• [SHORT EXERCISE] How many of the lines below include "systolés"? Give the number and no other words.

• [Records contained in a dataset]
/---
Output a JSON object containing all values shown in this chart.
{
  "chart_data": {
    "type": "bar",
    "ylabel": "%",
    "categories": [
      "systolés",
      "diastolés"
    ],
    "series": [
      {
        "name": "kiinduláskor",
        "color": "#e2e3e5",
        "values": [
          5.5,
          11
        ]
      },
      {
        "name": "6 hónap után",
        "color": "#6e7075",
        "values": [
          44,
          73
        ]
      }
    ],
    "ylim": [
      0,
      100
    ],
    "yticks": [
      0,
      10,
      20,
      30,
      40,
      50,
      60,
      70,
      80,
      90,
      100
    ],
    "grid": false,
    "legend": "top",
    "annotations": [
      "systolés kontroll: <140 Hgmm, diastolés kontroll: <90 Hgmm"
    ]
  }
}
\---
• [RESULT FOR THIS TASK] 2